● What needs to be done
Find each line in the following listing that has the string "hours", then state the count and nothing else.

-- start of Material --

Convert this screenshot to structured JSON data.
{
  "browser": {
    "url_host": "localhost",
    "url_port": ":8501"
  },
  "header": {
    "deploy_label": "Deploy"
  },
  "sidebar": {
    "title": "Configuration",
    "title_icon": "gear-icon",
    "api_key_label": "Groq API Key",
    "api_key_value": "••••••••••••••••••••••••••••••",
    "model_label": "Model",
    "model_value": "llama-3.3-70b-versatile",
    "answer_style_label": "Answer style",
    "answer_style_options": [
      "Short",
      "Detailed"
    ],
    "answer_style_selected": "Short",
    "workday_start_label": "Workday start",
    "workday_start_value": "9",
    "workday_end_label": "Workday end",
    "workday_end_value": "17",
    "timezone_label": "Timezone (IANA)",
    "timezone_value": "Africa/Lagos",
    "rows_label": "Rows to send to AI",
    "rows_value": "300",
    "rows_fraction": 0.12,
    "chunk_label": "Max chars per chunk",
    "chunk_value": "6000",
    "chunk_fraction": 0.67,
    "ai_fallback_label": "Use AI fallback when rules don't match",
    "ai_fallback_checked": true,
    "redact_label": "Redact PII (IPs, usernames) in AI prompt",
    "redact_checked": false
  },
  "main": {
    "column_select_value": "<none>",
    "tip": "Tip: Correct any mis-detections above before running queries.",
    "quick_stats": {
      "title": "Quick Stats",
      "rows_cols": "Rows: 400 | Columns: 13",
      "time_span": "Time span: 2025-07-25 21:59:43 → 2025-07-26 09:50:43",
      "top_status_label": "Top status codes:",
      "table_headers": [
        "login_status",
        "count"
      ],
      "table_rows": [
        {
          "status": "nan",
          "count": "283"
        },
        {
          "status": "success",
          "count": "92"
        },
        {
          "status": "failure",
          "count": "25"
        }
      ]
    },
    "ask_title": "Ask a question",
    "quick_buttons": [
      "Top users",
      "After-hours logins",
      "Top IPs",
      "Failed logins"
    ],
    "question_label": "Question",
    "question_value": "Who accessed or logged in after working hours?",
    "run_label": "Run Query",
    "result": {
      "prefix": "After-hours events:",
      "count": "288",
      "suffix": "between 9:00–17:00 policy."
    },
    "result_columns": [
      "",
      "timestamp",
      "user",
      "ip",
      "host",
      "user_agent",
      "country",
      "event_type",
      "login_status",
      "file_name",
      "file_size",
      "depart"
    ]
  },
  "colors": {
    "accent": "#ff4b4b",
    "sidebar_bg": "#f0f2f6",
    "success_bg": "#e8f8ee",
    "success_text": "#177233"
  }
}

-- end of Material --

● The result
3